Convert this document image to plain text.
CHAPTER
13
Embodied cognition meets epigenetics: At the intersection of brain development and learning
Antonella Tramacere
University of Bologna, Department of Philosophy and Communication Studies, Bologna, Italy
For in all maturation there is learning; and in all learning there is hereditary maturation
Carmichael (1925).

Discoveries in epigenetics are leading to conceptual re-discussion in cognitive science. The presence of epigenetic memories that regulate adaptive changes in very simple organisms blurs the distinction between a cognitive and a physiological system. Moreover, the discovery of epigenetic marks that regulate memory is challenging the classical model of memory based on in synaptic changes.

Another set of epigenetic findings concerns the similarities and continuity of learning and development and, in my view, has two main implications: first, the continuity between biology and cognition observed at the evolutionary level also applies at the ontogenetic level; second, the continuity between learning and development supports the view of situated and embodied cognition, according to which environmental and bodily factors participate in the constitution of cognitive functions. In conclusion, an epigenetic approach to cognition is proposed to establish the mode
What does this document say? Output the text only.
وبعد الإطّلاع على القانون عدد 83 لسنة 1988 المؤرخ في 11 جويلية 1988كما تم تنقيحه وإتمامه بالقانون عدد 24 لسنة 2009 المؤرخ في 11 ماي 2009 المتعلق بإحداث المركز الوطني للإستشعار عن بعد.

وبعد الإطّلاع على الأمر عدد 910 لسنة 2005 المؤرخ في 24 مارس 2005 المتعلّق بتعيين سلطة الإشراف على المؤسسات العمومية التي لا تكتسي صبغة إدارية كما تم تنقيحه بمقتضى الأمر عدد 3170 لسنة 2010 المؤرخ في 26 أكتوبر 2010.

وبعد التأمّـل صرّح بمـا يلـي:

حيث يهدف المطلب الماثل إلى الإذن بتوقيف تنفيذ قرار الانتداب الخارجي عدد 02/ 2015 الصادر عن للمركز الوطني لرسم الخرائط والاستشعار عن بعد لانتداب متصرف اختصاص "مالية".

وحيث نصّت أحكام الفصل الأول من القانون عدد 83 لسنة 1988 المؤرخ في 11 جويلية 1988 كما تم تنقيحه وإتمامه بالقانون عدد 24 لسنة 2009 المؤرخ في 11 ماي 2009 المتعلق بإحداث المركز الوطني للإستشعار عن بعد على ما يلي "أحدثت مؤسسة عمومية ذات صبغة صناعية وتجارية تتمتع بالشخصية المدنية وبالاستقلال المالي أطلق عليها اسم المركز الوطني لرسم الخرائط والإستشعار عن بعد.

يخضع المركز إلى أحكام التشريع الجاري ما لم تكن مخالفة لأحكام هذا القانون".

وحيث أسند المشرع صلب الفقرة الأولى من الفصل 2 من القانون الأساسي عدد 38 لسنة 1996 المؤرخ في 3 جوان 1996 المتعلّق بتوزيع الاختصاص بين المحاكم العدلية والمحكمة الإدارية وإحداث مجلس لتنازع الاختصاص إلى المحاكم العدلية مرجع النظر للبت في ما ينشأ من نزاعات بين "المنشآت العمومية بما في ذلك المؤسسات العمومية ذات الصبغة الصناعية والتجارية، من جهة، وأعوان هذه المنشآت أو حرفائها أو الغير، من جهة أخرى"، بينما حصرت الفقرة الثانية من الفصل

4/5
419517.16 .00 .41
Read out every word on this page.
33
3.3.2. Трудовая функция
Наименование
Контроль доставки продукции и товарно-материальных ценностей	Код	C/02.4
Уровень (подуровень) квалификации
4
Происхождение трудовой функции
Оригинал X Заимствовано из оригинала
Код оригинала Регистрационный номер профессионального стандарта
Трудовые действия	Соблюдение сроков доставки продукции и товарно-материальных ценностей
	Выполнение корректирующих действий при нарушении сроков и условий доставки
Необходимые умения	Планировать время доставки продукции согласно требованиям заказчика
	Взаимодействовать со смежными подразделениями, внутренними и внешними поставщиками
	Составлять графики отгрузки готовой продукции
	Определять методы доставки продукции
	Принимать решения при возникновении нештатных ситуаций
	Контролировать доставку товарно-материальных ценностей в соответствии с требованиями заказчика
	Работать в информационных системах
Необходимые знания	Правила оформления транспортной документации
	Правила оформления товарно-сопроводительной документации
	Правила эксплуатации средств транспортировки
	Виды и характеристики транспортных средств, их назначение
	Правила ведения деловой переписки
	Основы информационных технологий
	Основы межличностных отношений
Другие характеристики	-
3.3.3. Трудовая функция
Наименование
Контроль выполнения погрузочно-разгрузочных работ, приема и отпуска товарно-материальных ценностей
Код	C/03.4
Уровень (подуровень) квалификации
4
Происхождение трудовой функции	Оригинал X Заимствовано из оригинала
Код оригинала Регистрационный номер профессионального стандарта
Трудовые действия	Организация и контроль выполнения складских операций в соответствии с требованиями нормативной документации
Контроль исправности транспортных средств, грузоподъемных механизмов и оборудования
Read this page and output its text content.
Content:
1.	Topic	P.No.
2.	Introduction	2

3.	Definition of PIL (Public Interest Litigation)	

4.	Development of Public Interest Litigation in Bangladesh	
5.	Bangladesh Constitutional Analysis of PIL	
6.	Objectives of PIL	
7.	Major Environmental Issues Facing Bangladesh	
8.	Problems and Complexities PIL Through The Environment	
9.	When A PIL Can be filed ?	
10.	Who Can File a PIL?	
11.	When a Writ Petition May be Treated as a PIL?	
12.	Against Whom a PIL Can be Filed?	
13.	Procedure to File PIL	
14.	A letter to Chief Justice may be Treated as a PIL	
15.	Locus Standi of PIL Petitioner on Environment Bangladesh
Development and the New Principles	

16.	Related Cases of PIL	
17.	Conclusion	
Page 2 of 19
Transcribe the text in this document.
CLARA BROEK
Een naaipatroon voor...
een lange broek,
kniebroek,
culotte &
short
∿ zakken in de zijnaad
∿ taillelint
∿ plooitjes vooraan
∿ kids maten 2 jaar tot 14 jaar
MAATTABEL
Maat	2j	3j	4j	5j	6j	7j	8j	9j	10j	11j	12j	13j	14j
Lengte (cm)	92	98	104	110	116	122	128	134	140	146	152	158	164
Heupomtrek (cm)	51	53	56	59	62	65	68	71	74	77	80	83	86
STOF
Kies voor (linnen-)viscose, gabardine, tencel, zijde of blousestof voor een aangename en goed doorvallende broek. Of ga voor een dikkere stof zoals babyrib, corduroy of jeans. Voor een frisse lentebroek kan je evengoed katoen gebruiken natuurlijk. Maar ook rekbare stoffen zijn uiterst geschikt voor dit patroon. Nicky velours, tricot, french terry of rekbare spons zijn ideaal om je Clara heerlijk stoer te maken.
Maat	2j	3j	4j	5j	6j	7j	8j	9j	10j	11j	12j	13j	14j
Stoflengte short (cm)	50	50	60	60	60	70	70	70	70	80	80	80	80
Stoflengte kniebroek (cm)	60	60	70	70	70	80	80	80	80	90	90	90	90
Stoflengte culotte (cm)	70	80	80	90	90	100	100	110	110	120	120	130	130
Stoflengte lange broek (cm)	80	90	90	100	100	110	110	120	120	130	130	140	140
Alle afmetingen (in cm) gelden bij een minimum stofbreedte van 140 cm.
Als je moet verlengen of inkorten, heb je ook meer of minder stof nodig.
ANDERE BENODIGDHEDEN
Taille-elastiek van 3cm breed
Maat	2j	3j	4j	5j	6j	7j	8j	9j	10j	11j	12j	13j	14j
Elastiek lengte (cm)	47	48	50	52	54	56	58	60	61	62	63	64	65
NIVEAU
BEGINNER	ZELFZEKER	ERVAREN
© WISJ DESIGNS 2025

_Exercise requirements_:
Print the listing above in its entirety, with every line exact.

_Exercise result_:
Convert this document image to plain text.
CHAPTER
13
Embodied cognition meets epigenetics: At the intersection of brain development and learning
Antonella Tramacere
University of Bologna, Department of Philosophy and Communication Studies, Bologna, Italy
For in all maturation there is learning; and in all learning there is hereditary maturation
Carmichael (1925).

Discoveries in epigenetics are leading to conceptual re-discussion in cognitive science. The presence of epigenetic memories that regulate adaptive changes in very simple organisms blurs the distinction between a cognitive and a physiological system. Moreover, the discovery of epigenetic marks that regulate memory is challenging the classical model of memory based on in synaptic changes.

Another set of epigenetic findings concerns the similarities and continuity of learning and development and, in my view, has two main implications: first, the continuity between biology and cognition observed at the evolutionary level also applies at the ontogenetic level; second, the continuity between learning and development supports the view of situated and embodied cognition, according to which environmental and bodily factors participate in the constitution of cognitive functions. In conclusion, an epigenetic approach to cognition is proposed to establish the mode
What does this document say? Output the text only.
وبعد الإطّلاع على القانون عدد 83 لسنة 1988 المؤرخ في 11 جويلية 1988كما تم تنقيحه وإتمامه بالقانون عدد 24 لسنة 2009 المؤرخ في 11 ماي 2009 المتعلق بإحداث المركز الوطني للإستشعار عن بعد.

وبعد الإطّلاع على الأمر عدد 910 لسنة 2005 المؤرخ في 24 مارس 2005 المتعلّق بتعيين سلطة الإشراف على المؤسسات العمومية التي لا تكتسي صبغة إدارية كما تم تنقيحه بمقتضى الأمر عدد 3170 لسنة 2010 المؤرخ في 26 أكتوبر 2010.

وبعد التأمّـل صرّح بمـا يلـي:

حيث يهدف المطلب الماثل إلى الإذن بتوقيف تنفيذ قرار الانتداب الخارجي عدد 02/ 2015 الصادر عن للمركز الوطني لرسم الخرائط والاستشعار عن بعد لانتداب متصرف اختصاص "مالية".

وحيث نصّت أحكام الفصل الأول من القانون عدد 83 لسنة 1988 المؤرخ في 11 جويلية 1988 كما تم تنقيحه وإتمامه بالقانون عدد 24 لسنة 2009 المؤرخ في 11 ماي 2009 المتعلق بإحداث المركز الوطني للإستشعار عن بعد على ما يلي "أحدثت مؤسسة عمومية ذات صبغة صناعية وتجارية تتمتع بالشخصية المدنية وبالاستقلال المالي أطلق عليها اسم المركز الوطني لرسم الخرائط والإستشعار عن بعد.

يخضع المركز إلى أحكام التشريع الجاري ما لم تكن مخالفة لأحكام هذا القانون".

وحيث أسند المشرع صلب الفقرة الأولى من الفصل 2 من القانون الأساسي عدد 38 لسنة 1996 المؤرخ في 3 جوان 1996 المتعلّق بتوزيع الاختصاص بين المحاكم العدلية والمحكمة الإدارية وإحداث مجلس لتنازع الاختصاص إلى المحاكم العدلية مرجع النظر للبت في ما ينشأ من نزاعات بين "المنشآت العمومية بما في ذلك المؤسسات العمومية ذات الصبغة الصناعية والتجارية، من جهة، وأعوان هذه المنشآت أو حرفائها أو الغير، من جهة أخرى"، بينما حصرت الفقرة الثانية من الفصل

4/5
419517.16 .00 .41
Read out every word on this page.
33
3.3.2. Трудовая функция
Наименование
Контроль доставки продукции и товарно-материальных ценностей	Код	C/02.4
Уровень (подуровень) квалификации
4
Происхождение трудовой функции
Оригинал X Заимствовано из оригинала
Код оригинала Регистрационный номер профессионального стандарта
Трудовые действия	Соблюдение сроков доставки продукции и товарно-материальных ценностей
	Выполнение корректирующих действий при нарушении сроков и условий доставки
Необходимые умения	Планировать время доставки продукции согласно требованиям заказчика
	Взаимодействовать со смежными подразделениями, внутренними и внешними поставщиками
	Составлять графики отгрузки готовой продукции
	Определять методы доставки продукции
	Принимать решения при возникновении нештатных ситуаций
	Контролировать доставку товарно-материальных ценностей в соответствии с требованиями заказчика
	Работать в информационных системах
Необходимые знания	Правила оформления транспортной документации
	Правила оформления товарно-сопроводительной документации
	Правила эксплуатации средств транспортировки
	Виды и характеристики транспортных средств, их назначение
	Правила ведения деловой переписки
	Основы информационных технологий
	Основы межличностных отношений
Другие характеристики	-
3.3.3. Трудовая функция
Наименование
Контроль выполнения погрузочно-разгрузочных работ, приема и отпуска товарно-материальных ценностей
Код	C/03.4
Уровень (подуровень) квалификации
4
Происхождение трудовой функции	Оригинал X Заимствовано из оригинала
Код оригинала Регистрационный номер профессионального стандарта
Трудовые действия	Организация и контроль выполнения складских операций в соответствии с требованиями нормативной документации
Контроль исправности транспортных средств, грузоподъемных механизмов и оборудования
Read this page and output its text content.
Content:
1.	Topic	P.No.
2.	Introduction	2

3.	Definition of PIL (Public Interest Litigation)	

4.	Development of Public Interest Litigation in Bangladesh	
5.	Bangladesh Constitutional Analysis of PIL	
6.	Objectives of PIL	
7.	Major Environmental Issues Facing Bangladesh	
8.	Problems and Complexities PIL Through The Environment	
9.	When A PIL Can be filed ?	
10.	Who Can File a PIL?	
11.	When a Writ Petition May be Treated as a PIL?	
12.	Against Whom a PIL Can be Filed?	
13.	Procedure to File PIL	
14.	A letter to Chief Justice may be Treated as a PIL	
15.	Locus Standi of PIL Petitioner on Environment Bangladesh
Development and the New Principles	

16.	Related Cases of PIL	
17.	Conclusion	
Page 2 of 19
Transcribe the text in this document.
CLARA BROEK
Een naaipatroon voor...
een lange broek,
kniebroek,
culotte &
short
∿ zakken in de zijnaad
∿ taillelint
∿ plooitjes vooraan
∿ kids maten 2 jaar tot 14 jaar
MAATTABEL
Maat	2j	3j	4j	5j	6j	7j	8j	9j	10j	11j	12j	13j	14j
Lengte (cm)	92	98	104	110	116	122	128	134	140	146	152	158	164
Heupomtrek (cm)	51	53	56	59	62	65	68	71	74	77	80	83	86
STOF
Kies voor (linnen-)viscose, gabardine, tencel, zijde of blousestof voor een aangename en goed doorvallende broek. Of ga voor een dikkere stof zoals babyrib, corduroy of jeans. Voor een frisse lentebroek kan je evengoed katoen gebruiken natuurlijk. Maar ook rekbare stoffen zijn uiterst geschikt voor dit patroon. Nicky velours, tricot, french terry of rekbare spons zijn ideaal om je Clara heerlijk stoer te maken.
Maat	2j	3j	4j	5j	6j	7j	8j	9j	10j	11j	12j	13j	14j
Stoflengte short (cm)	50	50	60	60	60	70	70	70	70	80	80	80	80
Stoflengte kniebroek (cm)	60	60	70	70	70	80	80	80	80	90	90	90	90
Stoflengte culotte (cm)	70	80	80	90	90	100	100	110	110	120	120	130	130
Stoflengte lange broek (cm)	80	90	90	100	100	110	110	120	120	130	130	140	140
Alle afmetingen (in cm) gelden bij een minimum stofbreedte van 140 cm.
Als je moet verlengen of inkorten, heb je ook meer of minder stof nodig.
ANDERE BENODIGDHEDEN
Taille-elastiek van 3cm breed
Maat	2j	3j	4j	5j	6j	7j	8j	9j	10j	11j	12j	13j	14j
Elastiek lengte (cm)	47	48	50	52	54	56	58	60	61	62	63	64	65
NIVEAU
BEGINNER	ZELFZEKER	ERVAREN
© WISJ DESIGNS 2025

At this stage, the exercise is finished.